■ **Directive**
Copy out each line of the material in which the word "依次填入划横线部分最恰当的一项是" appears.
# START OF Material
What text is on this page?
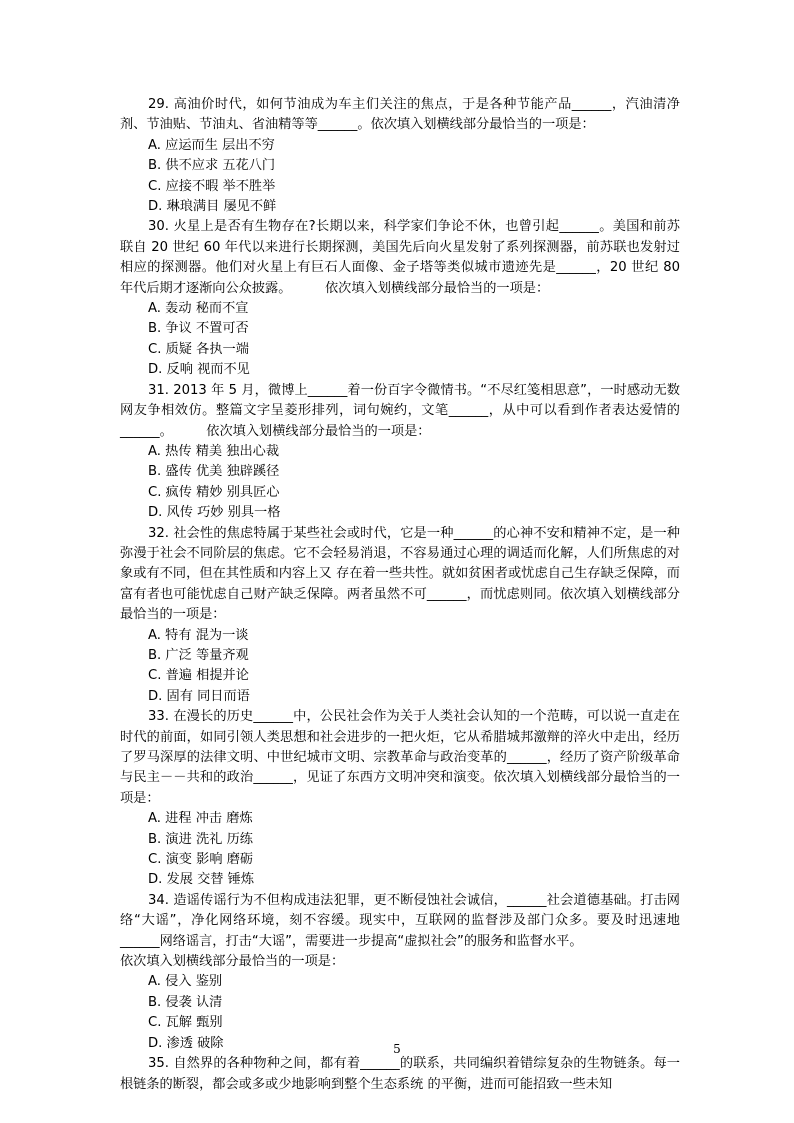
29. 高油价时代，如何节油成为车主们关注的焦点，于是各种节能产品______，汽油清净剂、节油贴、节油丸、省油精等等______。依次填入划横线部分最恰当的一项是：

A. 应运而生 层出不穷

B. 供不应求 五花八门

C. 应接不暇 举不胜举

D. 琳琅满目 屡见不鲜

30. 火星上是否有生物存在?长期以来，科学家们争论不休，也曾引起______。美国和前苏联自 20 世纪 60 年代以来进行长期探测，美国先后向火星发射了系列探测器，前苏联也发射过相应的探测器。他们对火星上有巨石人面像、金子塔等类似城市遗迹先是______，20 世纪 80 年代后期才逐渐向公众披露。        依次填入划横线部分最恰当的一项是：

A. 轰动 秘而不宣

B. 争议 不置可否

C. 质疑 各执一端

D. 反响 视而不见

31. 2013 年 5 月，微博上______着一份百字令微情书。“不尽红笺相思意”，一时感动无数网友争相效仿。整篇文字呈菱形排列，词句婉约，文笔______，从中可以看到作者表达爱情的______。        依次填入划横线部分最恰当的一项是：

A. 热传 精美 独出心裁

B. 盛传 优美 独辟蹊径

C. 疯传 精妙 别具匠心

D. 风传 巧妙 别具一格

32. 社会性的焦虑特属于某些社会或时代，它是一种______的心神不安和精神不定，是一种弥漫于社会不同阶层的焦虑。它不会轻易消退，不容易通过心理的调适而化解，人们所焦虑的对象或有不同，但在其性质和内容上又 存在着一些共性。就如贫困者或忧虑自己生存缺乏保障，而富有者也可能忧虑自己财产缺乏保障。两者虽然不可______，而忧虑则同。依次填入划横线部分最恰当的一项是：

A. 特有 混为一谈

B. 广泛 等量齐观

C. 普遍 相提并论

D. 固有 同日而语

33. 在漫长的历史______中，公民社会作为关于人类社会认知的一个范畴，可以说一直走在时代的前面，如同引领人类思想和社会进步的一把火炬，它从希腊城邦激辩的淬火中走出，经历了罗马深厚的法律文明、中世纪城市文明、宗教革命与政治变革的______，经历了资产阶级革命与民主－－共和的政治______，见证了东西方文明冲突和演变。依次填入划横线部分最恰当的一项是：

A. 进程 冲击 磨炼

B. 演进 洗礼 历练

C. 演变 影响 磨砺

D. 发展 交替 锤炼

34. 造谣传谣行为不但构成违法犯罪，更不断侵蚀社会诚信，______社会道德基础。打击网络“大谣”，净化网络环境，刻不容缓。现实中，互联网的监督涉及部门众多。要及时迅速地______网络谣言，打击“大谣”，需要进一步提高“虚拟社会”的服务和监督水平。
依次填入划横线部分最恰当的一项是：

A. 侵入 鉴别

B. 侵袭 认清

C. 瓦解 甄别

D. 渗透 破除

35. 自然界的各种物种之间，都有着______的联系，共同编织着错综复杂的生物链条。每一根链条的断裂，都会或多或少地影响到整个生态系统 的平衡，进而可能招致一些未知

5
# END OF Material
# START OF Material
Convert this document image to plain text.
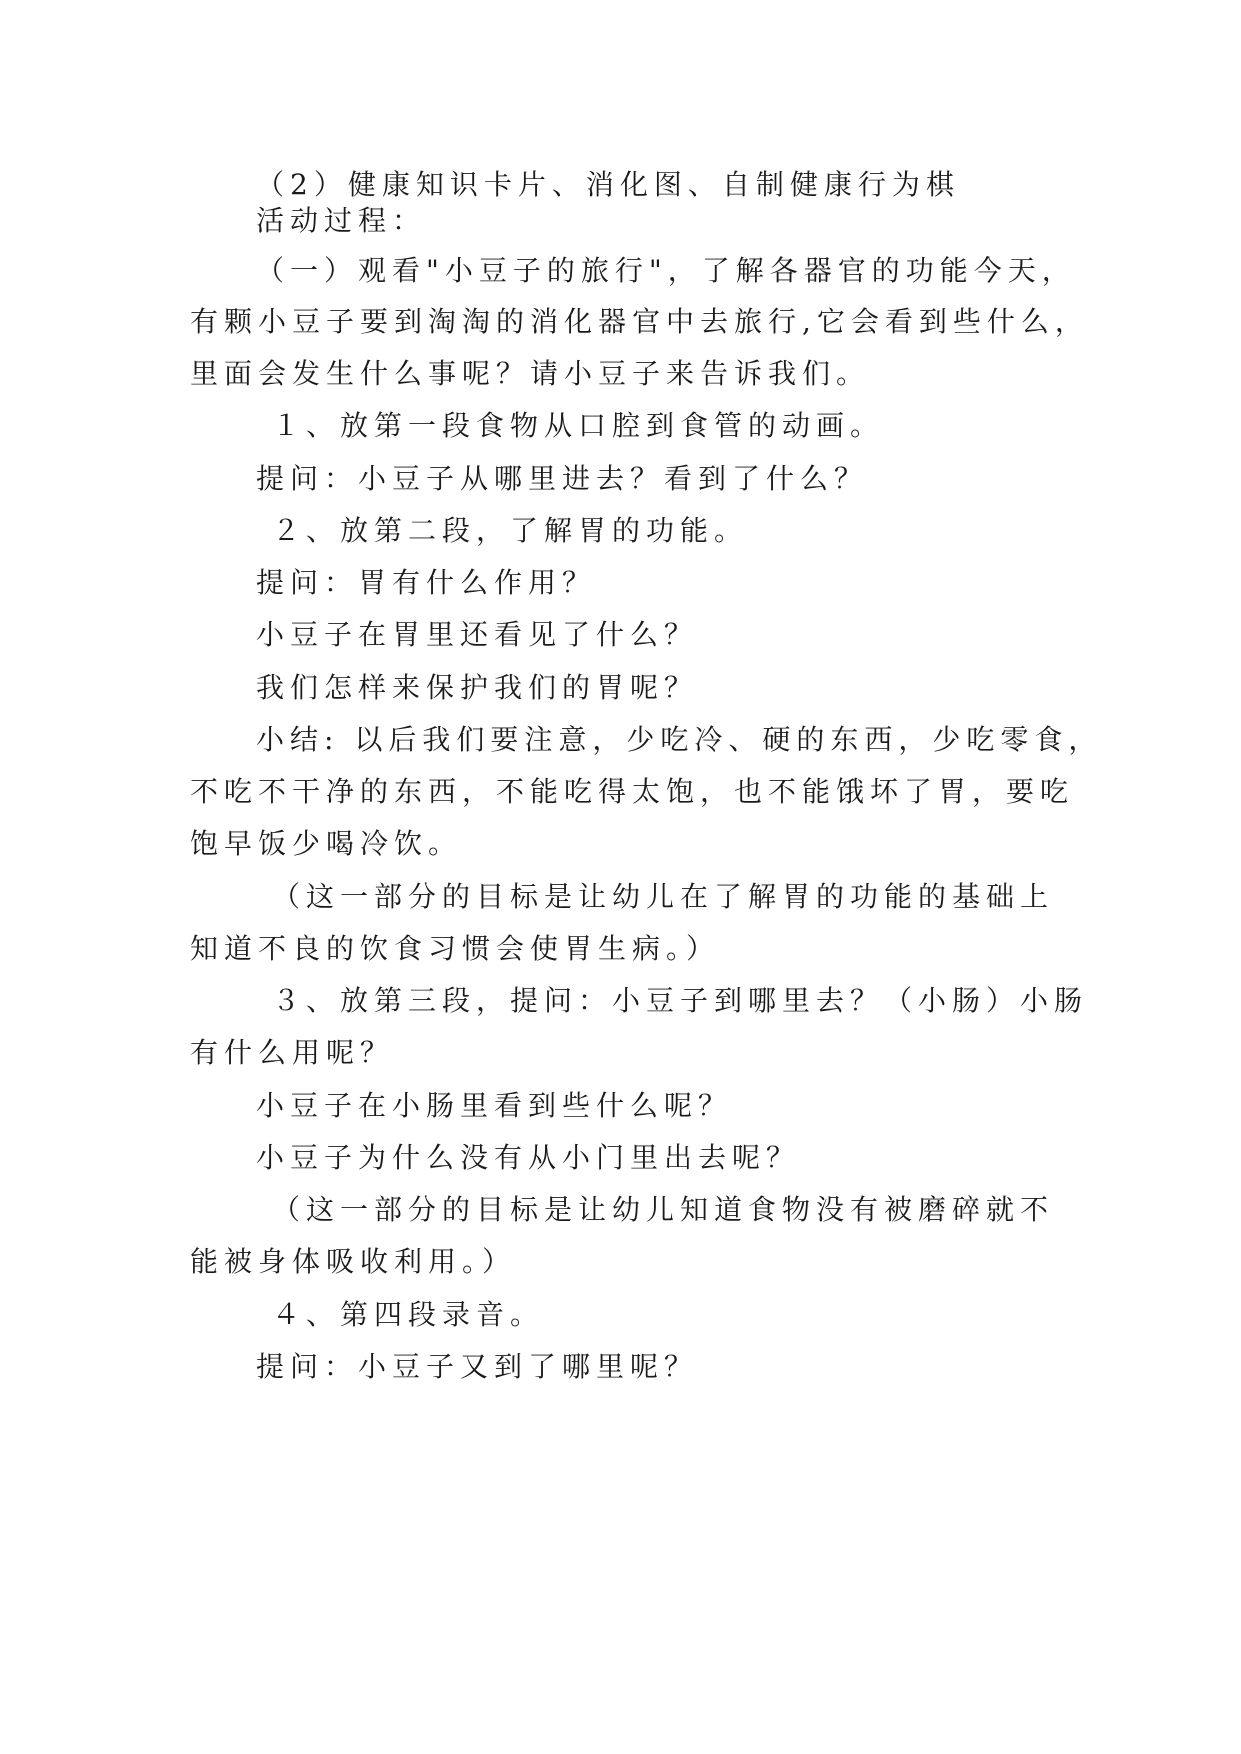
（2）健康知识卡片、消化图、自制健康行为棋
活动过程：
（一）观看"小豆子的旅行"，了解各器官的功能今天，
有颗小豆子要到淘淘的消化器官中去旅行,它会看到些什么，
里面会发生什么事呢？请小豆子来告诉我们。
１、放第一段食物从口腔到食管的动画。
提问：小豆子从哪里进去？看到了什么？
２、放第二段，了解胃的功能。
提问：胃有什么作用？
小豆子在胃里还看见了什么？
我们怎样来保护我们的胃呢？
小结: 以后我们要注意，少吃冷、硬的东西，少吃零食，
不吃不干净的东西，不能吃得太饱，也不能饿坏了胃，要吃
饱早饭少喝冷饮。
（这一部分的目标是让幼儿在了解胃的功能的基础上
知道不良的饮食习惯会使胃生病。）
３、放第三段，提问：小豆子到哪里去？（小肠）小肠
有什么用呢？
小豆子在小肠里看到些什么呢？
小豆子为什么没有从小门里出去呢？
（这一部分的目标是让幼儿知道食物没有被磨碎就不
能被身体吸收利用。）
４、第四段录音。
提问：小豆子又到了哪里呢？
# END OF Material
■ **Response**
29. 高油价时代，如何节油成为车主们关注的焦点，于是各种节能产品______，汽油清净剂、节油贴、节油丸、省油精等等______。依次填入划横线部分最恰当的一项是：
30. 火星上是否有生物存在?长期以来，科学家们争论不休，也曾引起______。美国和前苏联自 20 世纪 60 年代以来进行长期探测，美国先后向火星发射了系列探测器，前苏联也发射过相应的探测器。他们对火星上有巨石人面像、金子塔等类似城市遗迹先是______，20 世纪 80 年代后期才逐渐向公众披露。        依次填入划横线部分最恰当的一项是：
31. 2013 年 5 月，微博上______着一份百字令微情书。“不尽红笺相思意”，一时感动无数网友争相效仿。整篇文字呈菱形排列，词句婉约，文笔______，从中可以看到作者表达爱情的______。        依次填入划横线部分最恰当的一项是：
32. 社会性的焦虑特属于某些社会或时代，它是一种______的心神不安和精神不定，是一种弥漫于社会不同阶层的焦虑。它不会轻易消退，不容易通过心理的调适而化解，人们所焦虑的对象或有不同，但在其性质和内容上又 存在着一些共性。就如贫困者或忧虑自己生存缺乏保障，而富有者也可能忧虑自己财产缺乏保障。两者虽然不可______，而忧虑则同。依次填入划横线部分最恰当的一项是：
33. 在漫长的历史______中，公民社会作为关于人类社会认知的一个范畴，可以说一直走在时代的前面，如同引领人类思想和社会进步的一把火炬，它从希腊城邦激辩的淬火中走出，经历了罗马深厚的法律文明、中世纪城市文明、宗教革命与政治变革的______，经历了资产阶级革命与民主－－共和的政治______，见证了东西方文明冲突和演变。依次填入划横线部分最恰当的一项是：
依次填入划横线部分最恰当的一项是：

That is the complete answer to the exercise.